### [Job]
Gather every line holding the string "values".

### [Supplied material]
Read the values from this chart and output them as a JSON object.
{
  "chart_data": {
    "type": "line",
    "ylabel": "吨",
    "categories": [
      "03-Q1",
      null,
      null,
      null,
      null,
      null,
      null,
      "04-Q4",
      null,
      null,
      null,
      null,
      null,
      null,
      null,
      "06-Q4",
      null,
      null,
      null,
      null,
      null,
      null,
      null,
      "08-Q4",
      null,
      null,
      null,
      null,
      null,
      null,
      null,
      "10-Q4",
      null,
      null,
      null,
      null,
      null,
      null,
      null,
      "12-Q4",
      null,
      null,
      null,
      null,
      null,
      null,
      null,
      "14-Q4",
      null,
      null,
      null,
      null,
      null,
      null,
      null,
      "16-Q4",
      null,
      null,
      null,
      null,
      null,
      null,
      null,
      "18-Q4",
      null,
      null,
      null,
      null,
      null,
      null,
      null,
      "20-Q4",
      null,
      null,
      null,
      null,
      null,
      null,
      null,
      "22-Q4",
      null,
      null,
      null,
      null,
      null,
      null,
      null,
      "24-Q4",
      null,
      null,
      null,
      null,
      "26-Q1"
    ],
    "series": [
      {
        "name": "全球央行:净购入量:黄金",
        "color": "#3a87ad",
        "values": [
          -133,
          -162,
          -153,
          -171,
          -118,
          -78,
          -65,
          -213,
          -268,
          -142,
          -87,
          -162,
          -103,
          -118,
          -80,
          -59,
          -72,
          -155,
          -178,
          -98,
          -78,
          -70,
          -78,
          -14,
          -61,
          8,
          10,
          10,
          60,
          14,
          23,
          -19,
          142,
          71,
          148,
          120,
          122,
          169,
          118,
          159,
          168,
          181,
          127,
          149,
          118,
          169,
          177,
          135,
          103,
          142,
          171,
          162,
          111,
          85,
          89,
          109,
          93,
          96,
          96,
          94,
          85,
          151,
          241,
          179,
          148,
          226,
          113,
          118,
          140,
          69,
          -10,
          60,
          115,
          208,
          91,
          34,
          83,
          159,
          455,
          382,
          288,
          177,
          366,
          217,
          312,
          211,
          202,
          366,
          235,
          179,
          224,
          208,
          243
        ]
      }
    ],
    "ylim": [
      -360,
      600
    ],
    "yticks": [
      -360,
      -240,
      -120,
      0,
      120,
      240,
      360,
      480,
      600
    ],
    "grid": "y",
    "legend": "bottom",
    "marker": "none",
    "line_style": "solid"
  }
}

### [Completed exercise]
Read the values from this chart and output them as a JSON object.
        "values": [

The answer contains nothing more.